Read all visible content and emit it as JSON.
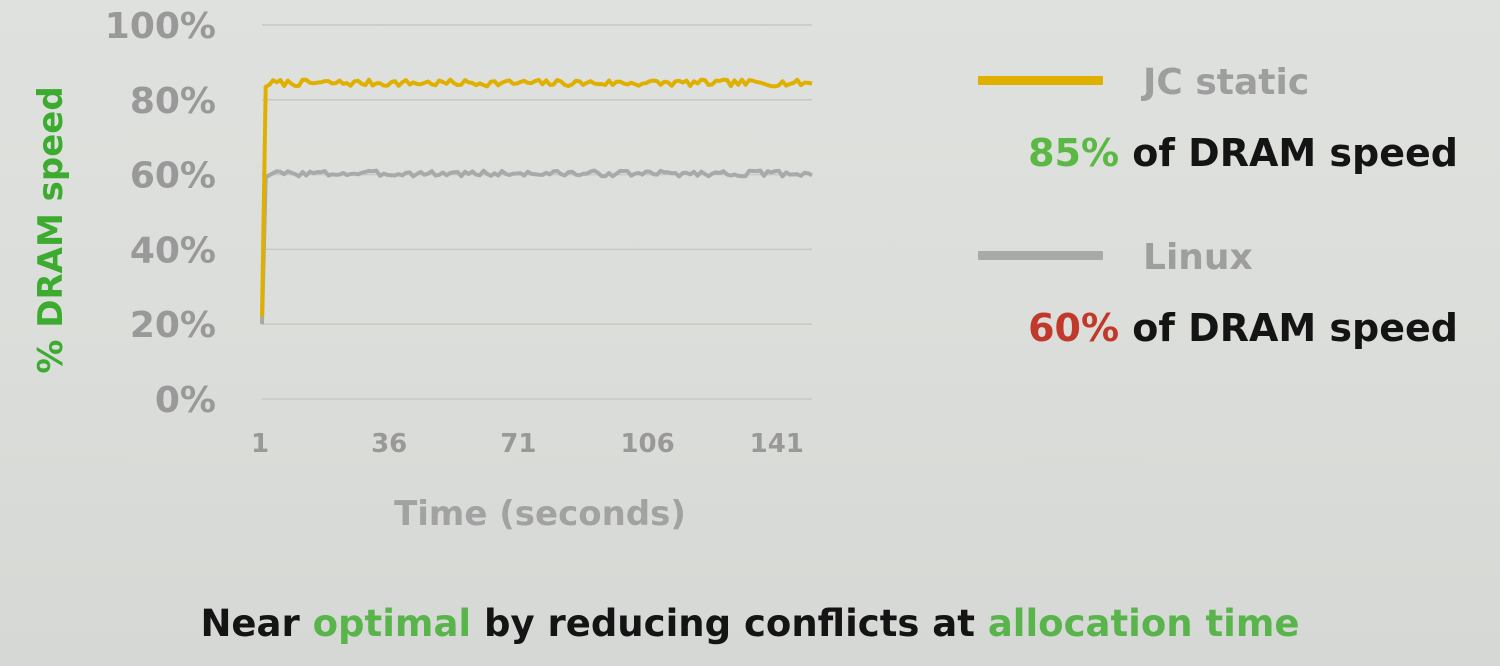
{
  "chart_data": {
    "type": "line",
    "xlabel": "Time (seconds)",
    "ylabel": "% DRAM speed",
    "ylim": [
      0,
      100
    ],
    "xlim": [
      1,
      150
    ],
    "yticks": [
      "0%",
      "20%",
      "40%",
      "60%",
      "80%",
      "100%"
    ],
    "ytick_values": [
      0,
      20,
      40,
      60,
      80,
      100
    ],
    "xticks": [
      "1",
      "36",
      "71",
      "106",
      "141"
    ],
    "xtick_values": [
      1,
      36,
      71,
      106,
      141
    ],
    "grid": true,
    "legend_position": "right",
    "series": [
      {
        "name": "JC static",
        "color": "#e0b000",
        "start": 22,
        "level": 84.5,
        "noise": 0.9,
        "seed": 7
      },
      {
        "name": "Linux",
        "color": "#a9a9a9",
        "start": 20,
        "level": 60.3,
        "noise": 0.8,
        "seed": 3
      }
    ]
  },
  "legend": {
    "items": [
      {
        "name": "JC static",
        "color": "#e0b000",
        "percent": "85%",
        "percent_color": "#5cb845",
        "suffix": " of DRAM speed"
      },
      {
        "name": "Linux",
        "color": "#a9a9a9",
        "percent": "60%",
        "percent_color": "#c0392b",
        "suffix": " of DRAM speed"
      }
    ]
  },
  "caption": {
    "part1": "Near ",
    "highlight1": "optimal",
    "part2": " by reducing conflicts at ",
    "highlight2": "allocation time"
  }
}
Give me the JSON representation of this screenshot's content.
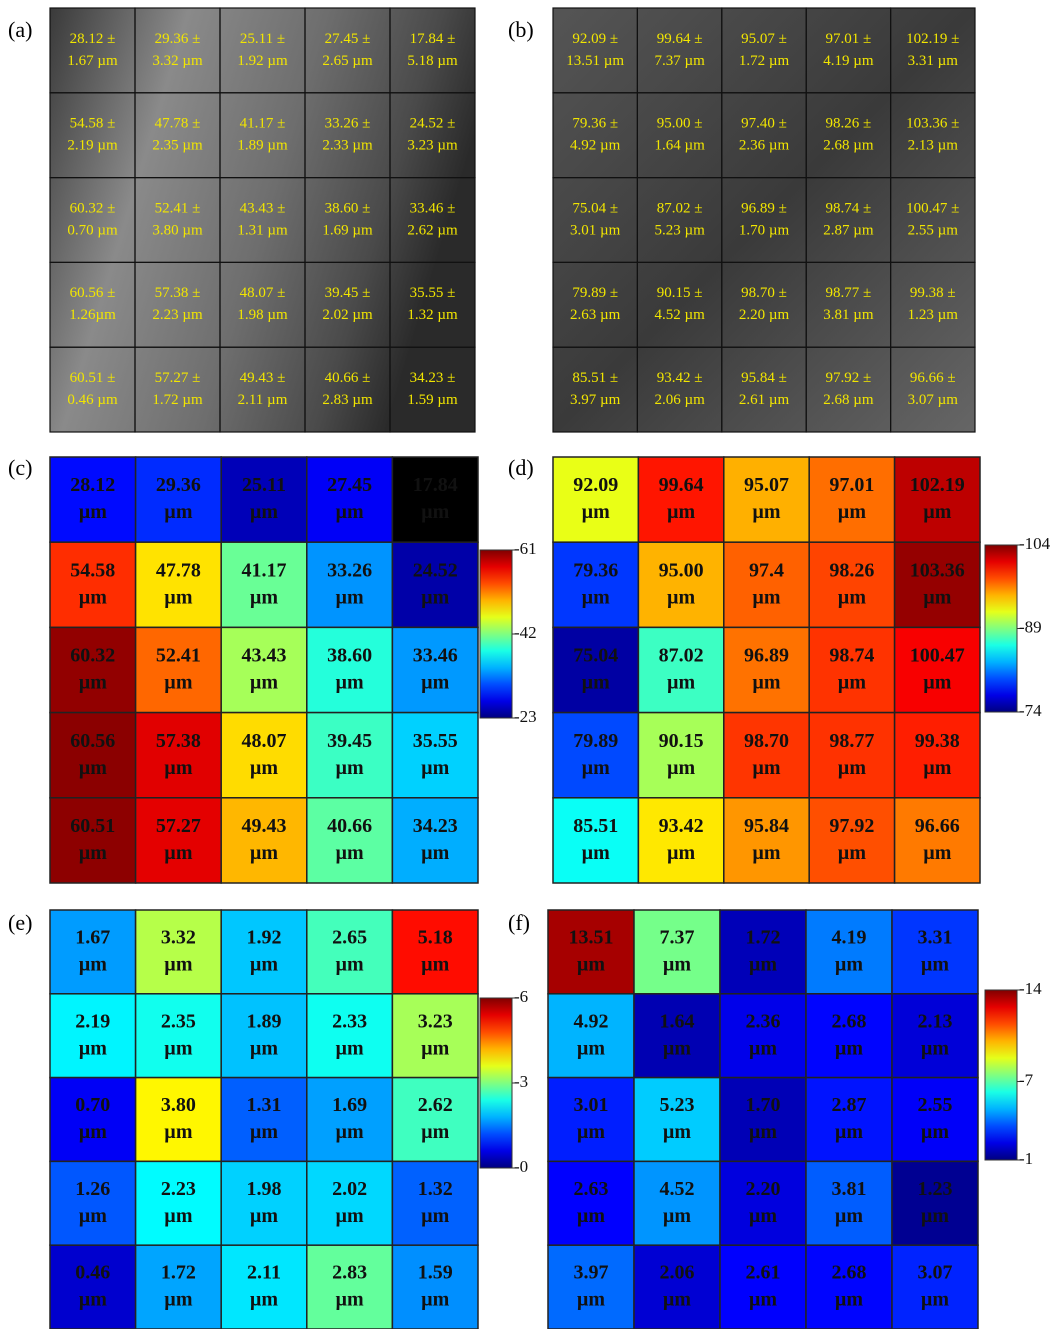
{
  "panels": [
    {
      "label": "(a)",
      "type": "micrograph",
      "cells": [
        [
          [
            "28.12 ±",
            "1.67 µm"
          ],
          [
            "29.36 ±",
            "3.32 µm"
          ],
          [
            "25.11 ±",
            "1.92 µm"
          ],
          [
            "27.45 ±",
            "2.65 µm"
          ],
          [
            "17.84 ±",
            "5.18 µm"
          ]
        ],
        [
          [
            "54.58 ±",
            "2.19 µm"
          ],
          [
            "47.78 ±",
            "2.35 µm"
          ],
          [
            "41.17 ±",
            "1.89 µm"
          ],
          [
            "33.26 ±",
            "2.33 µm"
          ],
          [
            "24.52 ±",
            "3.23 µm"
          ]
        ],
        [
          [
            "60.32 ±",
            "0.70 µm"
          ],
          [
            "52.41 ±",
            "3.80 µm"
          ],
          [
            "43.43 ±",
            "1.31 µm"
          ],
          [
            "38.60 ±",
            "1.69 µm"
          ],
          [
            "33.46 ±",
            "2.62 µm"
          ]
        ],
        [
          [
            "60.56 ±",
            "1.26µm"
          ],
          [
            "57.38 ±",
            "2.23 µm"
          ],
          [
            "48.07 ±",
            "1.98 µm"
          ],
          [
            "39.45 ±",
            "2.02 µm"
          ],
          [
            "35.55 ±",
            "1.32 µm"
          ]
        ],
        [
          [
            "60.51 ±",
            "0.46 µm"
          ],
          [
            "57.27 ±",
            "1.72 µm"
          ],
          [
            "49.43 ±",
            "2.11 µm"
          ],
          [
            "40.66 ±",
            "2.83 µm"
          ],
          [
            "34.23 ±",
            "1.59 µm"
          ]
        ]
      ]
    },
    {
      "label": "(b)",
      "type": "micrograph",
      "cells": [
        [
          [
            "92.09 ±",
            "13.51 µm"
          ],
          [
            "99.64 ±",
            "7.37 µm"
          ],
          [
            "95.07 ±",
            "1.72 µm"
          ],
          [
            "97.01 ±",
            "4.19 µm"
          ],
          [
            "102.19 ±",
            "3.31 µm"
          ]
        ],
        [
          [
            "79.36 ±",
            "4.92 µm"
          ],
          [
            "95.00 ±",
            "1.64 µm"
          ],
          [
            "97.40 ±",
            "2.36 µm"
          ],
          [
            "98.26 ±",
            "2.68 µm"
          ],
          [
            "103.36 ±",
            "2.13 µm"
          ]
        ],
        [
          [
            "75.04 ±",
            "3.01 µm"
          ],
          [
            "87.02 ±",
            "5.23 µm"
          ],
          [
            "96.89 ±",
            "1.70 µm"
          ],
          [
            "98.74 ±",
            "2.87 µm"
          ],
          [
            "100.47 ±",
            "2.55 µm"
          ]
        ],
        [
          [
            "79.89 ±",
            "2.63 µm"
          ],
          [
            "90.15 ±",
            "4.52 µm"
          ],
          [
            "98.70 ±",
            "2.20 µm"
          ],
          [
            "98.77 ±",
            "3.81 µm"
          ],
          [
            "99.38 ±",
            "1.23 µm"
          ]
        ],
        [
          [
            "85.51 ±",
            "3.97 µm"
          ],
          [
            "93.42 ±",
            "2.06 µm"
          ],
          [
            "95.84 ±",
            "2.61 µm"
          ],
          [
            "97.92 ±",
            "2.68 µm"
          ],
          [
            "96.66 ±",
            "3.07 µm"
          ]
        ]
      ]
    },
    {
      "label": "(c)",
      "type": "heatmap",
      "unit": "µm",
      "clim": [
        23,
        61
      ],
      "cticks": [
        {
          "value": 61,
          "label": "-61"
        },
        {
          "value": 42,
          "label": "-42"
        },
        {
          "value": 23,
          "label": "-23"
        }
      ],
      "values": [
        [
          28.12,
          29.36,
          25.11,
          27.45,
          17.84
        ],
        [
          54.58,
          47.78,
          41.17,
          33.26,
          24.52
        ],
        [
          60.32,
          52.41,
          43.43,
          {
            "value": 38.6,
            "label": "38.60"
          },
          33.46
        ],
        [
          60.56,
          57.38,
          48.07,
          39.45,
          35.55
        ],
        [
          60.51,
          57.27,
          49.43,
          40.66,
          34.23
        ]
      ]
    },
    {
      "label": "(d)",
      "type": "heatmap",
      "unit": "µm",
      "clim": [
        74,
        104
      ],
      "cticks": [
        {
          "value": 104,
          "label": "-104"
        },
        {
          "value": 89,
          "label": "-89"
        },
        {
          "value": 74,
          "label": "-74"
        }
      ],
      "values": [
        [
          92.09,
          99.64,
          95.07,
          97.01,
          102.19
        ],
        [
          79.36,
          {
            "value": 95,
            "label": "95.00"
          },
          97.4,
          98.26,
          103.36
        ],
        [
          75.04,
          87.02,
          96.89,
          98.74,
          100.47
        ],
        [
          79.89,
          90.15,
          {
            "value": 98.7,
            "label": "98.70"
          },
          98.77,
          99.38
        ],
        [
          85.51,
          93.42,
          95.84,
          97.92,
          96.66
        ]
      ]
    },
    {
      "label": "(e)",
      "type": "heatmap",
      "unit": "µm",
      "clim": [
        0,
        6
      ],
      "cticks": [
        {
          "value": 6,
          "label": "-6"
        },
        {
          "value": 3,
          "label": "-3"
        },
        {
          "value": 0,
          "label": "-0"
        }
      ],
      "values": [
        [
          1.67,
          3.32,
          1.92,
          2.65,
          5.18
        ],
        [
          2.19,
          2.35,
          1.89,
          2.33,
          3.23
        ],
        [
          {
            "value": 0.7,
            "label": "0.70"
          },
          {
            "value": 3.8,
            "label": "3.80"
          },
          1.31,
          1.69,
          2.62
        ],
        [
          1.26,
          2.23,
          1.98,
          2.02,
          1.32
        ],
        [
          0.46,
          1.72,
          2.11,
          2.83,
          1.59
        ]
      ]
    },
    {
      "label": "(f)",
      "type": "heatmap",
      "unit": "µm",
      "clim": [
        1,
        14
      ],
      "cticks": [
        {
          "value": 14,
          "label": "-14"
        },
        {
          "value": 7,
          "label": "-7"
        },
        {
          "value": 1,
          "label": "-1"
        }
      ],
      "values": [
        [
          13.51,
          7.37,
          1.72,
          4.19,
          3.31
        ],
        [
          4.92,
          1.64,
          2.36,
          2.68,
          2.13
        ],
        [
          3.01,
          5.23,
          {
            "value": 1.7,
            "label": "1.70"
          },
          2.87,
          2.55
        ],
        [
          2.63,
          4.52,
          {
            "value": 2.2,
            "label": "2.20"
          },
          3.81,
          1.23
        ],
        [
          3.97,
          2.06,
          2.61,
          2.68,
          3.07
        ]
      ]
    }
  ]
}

★ ★ ★ ★

Exercise:
Lines holding the word "content" in the entries above are the ones to pull out. Copy them all.

Task response:
Read all visible content and emit it as JSON.
Give me the JSON representation of this screenshot's content.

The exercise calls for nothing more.